[Extracted data entries]
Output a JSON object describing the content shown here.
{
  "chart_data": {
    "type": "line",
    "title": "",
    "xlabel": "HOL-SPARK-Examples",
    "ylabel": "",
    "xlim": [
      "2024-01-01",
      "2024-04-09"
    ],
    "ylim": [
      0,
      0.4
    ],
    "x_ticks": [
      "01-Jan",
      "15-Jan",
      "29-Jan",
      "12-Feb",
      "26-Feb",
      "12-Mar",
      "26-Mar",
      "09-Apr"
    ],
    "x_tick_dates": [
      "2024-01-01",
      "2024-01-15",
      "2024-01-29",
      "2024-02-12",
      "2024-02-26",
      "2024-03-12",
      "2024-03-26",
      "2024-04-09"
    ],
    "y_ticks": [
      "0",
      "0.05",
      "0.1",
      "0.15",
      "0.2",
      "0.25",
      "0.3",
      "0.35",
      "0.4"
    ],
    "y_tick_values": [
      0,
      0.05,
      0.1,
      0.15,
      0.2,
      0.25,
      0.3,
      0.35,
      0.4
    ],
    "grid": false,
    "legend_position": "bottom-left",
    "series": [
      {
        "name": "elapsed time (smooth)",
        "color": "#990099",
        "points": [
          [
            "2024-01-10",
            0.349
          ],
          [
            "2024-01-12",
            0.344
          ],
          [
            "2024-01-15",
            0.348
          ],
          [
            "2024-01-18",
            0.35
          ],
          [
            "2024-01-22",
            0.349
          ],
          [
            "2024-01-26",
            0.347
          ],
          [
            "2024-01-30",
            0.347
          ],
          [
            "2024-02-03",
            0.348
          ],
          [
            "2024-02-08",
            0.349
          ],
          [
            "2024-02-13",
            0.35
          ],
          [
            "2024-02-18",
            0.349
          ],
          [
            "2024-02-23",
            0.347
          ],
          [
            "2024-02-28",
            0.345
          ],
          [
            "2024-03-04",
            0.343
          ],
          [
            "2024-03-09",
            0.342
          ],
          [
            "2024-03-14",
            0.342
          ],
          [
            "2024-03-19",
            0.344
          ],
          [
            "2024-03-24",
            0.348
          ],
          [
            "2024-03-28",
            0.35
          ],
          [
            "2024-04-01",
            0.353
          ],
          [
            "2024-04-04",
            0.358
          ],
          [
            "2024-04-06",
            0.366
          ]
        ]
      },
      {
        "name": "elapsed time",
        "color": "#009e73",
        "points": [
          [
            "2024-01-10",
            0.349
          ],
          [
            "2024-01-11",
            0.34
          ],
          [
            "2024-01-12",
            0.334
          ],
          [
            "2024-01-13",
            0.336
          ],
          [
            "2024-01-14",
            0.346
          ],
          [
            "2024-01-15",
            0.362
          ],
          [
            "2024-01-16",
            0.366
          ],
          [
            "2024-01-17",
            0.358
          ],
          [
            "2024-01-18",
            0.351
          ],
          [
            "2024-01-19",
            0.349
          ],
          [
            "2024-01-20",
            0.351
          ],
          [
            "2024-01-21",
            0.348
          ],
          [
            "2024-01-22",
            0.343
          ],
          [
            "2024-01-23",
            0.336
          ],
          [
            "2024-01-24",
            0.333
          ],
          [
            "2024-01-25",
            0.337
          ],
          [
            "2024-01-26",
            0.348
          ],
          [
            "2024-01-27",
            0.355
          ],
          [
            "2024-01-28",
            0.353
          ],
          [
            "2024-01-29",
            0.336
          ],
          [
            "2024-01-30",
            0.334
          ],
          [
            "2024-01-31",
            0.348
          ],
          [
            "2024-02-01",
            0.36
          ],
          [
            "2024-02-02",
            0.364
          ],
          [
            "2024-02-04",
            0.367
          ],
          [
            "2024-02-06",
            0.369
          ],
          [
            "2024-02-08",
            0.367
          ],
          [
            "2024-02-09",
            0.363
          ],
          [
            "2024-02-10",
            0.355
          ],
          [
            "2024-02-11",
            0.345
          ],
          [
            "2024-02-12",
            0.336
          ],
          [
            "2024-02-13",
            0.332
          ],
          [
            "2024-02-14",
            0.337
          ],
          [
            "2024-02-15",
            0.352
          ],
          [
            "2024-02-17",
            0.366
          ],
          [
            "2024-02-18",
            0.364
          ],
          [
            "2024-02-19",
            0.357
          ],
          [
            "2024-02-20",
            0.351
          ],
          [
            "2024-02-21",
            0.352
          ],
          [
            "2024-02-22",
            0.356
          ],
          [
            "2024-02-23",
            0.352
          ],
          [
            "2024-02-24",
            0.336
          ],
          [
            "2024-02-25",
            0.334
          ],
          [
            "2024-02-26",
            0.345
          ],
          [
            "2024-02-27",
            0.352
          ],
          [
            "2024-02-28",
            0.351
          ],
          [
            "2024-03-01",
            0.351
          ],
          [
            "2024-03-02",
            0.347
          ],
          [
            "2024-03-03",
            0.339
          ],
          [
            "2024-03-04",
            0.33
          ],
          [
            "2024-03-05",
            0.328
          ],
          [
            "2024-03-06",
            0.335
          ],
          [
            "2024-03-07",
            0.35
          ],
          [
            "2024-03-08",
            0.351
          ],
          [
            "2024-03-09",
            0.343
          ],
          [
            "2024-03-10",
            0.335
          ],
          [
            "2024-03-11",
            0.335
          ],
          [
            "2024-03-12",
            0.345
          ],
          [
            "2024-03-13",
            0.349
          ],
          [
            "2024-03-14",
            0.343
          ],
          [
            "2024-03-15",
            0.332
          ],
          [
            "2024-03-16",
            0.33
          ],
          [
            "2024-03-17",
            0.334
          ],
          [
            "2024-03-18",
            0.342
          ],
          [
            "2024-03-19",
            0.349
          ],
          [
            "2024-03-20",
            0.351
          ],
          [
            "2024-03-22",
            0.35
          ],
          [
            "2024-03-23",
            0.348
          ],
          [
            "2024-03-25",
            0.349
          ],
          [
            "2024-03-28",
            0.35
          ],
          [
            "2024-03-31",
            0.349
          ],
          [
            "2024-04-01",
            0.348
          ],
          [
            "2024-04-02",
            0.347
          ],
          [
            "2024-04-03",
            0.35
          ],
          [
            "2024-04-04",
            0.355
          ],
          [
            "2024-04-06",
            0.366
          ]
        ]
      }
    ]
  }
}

*Task to complete*.
Pull every line containing the word "elapsed" out of the material and copy it.

*Correct result*.
        "name": "elapsed time (smooth)",
        "name": "elapsed time",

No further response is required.